━━━━━ SUPPLIED DATA ━━━━━

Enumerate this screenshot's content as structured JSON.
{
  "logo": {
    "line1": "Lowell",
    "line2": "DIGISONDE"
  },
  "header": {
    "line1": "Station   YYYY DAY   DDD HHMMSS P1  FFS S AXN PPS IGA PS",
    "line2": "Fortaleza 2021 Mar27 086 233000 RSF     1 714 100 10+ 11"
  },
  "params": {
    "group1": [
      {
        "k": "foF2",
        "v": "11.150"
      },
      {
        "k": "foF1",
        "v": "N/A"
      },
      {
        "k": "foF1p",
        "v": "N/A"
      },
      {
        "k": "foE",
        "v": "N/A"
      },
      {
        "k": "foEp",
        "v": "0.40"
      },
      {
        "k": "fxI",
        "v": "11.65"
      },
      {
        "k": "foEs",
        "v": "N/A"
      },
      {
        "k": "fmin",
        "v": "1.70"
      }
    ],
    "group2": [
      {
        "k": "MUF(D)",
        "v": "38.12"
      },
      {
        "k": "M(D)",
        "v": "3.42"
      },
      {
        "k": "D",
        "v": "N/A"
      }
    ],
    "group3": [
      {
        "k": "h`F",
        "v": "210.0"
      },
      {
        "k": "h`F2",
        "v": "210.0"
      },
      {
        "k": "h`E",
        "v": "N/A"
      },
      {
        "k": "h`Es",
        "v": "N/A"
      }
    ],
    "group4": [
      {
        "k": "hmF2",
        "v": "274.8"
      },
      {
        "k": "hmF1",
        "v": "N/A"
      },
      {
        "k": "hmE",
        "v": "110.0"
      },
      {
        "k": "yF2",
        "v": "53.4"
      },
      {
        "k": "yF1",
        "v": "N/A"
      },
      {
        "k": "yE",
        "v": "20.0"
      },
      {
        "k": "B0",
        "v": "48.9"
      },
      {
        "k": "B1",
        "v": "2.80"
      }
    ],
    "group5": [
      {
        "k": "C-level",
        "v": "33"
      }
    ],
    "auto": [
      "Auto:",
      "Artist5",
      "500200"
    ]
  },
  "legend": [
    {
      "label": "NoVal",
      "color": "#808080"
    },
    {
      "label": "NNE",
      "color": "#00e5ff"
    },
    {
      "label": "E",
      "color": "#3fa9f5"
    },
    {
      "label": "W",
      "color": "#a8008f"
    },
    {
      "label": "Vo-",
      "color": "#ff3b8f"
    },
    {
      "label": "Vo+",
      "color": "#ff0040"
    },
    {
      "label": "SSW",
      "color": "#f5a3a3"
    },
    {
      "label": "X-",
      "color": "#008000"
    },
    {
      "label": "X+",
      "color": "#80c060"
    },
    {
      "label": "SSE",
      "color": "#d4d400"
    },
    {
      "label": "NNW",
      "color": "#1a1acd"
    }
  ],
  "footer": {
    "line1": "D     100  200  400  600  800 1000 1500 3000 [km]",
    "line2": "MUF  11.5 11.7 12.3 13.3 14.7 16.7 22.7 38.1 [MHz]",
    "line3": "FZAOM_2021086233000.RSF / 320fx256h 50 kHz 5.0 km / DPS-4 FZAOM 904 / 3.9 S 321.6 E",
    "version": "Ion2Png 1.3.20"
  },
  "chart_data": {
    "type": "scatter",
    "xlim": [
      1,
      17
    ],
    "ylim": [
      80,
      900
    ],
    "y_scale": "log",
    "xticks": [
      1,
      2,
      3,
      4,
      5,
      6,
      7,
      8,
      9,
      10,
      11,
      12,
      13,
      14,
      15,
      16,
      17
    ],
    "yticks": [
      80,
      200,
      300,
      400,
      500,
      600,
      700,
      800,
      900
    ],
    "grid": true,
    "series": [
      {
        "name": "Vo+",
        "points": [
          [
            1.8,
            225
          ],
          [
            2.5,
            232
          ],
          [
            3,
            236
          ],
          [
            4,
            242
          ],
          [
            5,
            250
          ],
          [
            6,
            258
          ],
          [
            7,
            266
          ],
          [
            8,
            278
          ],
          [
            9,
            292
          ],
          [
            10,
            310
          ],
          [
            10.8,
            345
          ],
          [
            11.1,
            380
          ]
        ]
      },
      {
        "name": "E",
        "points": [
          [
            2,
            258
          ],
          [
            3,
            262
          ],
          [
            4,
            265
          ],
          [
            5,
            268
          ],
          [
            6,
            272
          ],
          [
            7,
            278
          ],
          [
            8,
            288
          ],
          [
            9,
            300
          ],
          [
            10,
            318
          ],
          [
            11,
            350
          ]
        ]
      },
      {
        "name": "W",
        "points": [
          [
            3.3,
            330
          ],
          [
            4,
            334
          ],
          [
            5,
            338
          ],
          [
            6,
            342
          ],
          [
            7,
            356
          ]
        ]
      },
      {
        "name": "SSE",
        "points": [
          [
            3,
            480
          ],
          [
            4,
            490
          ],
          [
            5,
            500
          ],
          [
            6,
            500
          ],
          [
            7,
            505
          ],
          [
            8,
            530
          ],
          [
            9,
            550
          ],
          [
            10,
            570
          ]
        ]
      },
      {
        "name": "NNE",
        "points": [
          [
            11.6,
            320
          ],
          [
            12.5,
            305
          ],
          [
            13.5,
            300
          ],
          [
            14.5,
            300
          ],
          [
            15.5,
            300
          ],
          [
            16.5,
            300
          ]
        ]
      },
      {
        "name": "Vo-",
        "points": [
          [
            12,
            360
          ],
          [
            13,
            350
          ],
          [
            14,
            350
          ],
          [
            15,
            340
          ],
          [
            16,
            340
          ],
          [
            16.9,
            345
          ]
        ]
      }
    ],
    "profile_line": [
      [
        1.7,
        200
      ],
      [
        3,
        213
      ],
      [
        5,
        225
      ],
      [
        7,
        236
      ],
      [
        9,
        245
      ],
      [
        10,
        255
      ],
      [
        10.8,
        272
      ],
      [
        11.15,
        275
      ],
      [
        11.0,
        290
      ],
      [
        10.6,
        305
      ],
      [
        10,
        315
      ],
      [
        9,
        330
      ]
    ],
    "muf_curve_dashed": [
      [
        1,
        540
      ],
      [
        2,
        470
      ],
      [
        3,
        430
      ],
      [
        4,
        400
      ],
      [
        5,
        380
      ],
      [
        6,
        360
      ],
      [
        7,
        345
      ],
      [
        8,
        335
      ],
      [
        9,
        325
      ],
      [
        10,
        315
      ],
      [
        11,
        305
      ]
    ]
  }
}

━━━━━

* _WORK INSTRUCTIONS_: Reproduce the full listing exactly.

* _PROBLEM SOLUTION_:
Enumerate this screenshot's content as structured JSON.
{
  "logo": {
    "line1": "Lowell",
    "line2": "DIGISONDE"
  },
  "header": {
    "line1": "Station   YYYY DAY   DDD HHMMSS P1  FFS S AXN PPS IGA PS",
    "line2": "Fortaleza 2021 Mar27 086 233000 RSF     1 714 100 10+ 11"
  },
  "params": {
    "group1": [
      {
        "k": "foF2",
        "v": "11.150"
      },
      {
        "k": "foF1",
        "v": "N/A"
      },
      {
        "k": "foF1p",
        "v": "N/A"
      },
      {
        "k": "foE",
        "v": "N/A"
      },
      {
        "k": "foEp",
        "v": "0.40"
      },
      {
        "k": "fxI",
        "v": "11.65"
      },
      {
        "k": "foEs",
        "v": "N/A"
      },
      {
        "k": "fmin",
        "v": "1.70"
      }
    ],
    "group2": [
      {
        "k": "MUF(D)",
        "v": "38.12"
      },
      {
        "k": "M(D)",
        "v": "3.42"
      },
      {
        "k": "D",
        "v": "N/A"
      }
    ],
    "group3": [
      {
        "k": "h`F",
        "v": "210.0"
      },
      {
        "k": "h`F2",
        "v": "210.0"
      },
      {
        "k": "h`E",
        "v": "N/A"
      },
      {
        "k": "h`Es",
        "v": "N/A"
      }
    ],
    "group4": [
      {
        "k": "hmF2",
        "v": "274.8"
      },
      {
        "k": "hmF1",
        "v": "N/A"
      },
      {
        "k": "hmE",
        "v": "110.0"
      },
      {
        "k": "yF2",
        "v": "53.4"
      },
      {
        "k": "yF1",
        "v": "N/A"
      },
      {
        "k": "yE",
        "v": "20.0"
      },
      {
        "k": "B0",
        "v": "48.9"
      },
      {
        "k": "B1",
        "v": "2.80"
      }
    ],
    "group5": [
      {
        "k": "C-level",
        "v": "33"
      }
    ],
    "auto": [
      "Auto:",
      "Artist5",
      "500200"
    ]
  },
  "legend": [
    {
      "label": "NoVal",
      "color": "#808080"
    },
    {
      "label": "NNE",
      "color": "#00e5ff"
    },
    {
      "label": "E",
      "color": "#3fa9f5"
    },
    {
      "label": "W",
      "color": "#a8008f"
    },
    {
      "label": "Vo-",
      "color": "#ff3b8f"
    },
    {
      "label": "Vo+",
      "color": "#ff0040"
    },
    {
      "label": "SSW",
      "color": "#f5a3a3"
    },
    {
      "label": "X-",
      "color": "#008000"
    },
    {
      "label": "X+",
      "color": "#80c060"
    },
    {
      "label": "SSE",
      "color": "#d4d400"
    },
    {
      "label": "NNW",
      "color": "#1a1acd"
    }
  ],
  "footer": {
    "line1": "D     100  200  400  600  800 1000 1500 3000 [km]",
    "line2": "MUF  11.5 11.7 12.3 13.3 14.7 16.7 22.7 38.1 [MHz]",
    "line3": "FZAOM_2021086233000.RSF / 320fx256h 50 kHz 5.0 km / DPS-4 FZAOM 904 / 3.9 S 321.6 E",
    "version": "Ion2Png 1.3.20"
  },
  "chart_data": {
    "type": "scatter",
    "xlim": [
      1,
      17
    ],
    "ylim": [
      80,
      900
    ],
    "y_scale": "log",
    "xticks": [
      1,
      2,
      3,
      4,
      5,
      6,
      7,
      8,
      9,
      10,
      11,
      12,
      13,
      14,
      15,
      16,
      17
    ],
    "yticks": [
      80,
      200,
      300,
      400,
      500,
      600,
      700,
      800,
      900
    ],
    "grid": true,
    "series": [
      {
        "name": "Vo+",
        "points": [
          [
            1.8,
            225
          ],
          [
            2.5,
            232
          ],
          [
            3,
            236
          ],
          [
            4,
            242
          ],
          [
            5,
            250
          ],
          [
            6,
            258
          ],
          [
            7,
            266
          ],
          [
            8,
            278
          ],
          [
            9,
            292
          ],
          [
            10,
            310
          ],
          [
            10.8,
            345
          ],
          [
            11.1,
            380
          ]
        ]
      },
      {
        "name": "E",
        "points": [
          [
            2,
            258
          ],
          [
            3,
            262
          ],
          [
            4,
            265
          ],
          [
            5,
            268
          ],
          [
            6,
            272
          ],
          [
            7,
            278
          ],
          [
            8,
            288
          ],
          [
            9,
            300
          ],
          [
            10,
            318
          ],
          [
            11,
            350
          ]
        ]
      },
      {
        "name": "W",
        "points": [
          [
            3.3,
            330
          ],
          [
            4,
            334
          ],
          [
            5,
            338
          ],
          [
            6,
            342
          ],
          [
            7,
            356
          ]
        ]
      },
      {
        "name": "SSE",
        "points": [
          [
            3,
            480
          ],
          [
            4,
            490
          ],
          [
            5,
            500
          ],
          [
            6,
            500
          ],
          [
            7,
            505
          ],
          [
            8,
            530
          ],
          [
            9,
            550
          ],
          [
            10,
            570
          ]
        ]
      },
      {
        "name": "NNE",
        "points": [
          [
            11.6,
            320
          ],
          [
            12.5,
            305
          ],
          [
            13.5,
            300
          ],
          [
            14.5,
            300
          ],
          [
            15.5,
            300
          ],
          [
            16.5,
            300
          ]
        ]
      },
      {
        "name": "Vo-",
        "points": [
          [
            12,
            360
          ],
          [
            13,
            350
          ],
          [
            14,
            350
          ],
          [
            15,
            340
          ],
          [
            16,
            340
          ],
          [
            16.9,
            345
          ]
        ]
      }
    ],
    "profile_line": [
      [
        1.7,
        200
      ],
      [
        3,
        213
      ],
      [
        5,
        225
      ],
      [
        7,
        236
      ],
      [
        9,
        245
      ],
      [
        10,
        255
      ],
      [
        10.8,
        272
      ],
      [
        11.15,
        275
      ],
      [
        11.0,
        290
      ],
      [
        10.6,
        305
      ],
      [
        10,
        315
      ],
      [
        9,
        330
      ]
    ],
    "muf_curve_dashed": [
      [
        1,
        540
      ],
      [
        2,
        470
      ],
      [
        3,
        430
      ],
      [
        4,
        400
      ],
      [
        5,
        380
      ],
      [
        6,
        360
      ],
      [
        7,
        345
      ],
      [
        8,
        335
      ],
      [
        9,
        325
      ],
      [
        10,
        315
      ],
      [
        11,
        305
      ]
    ]
  }
}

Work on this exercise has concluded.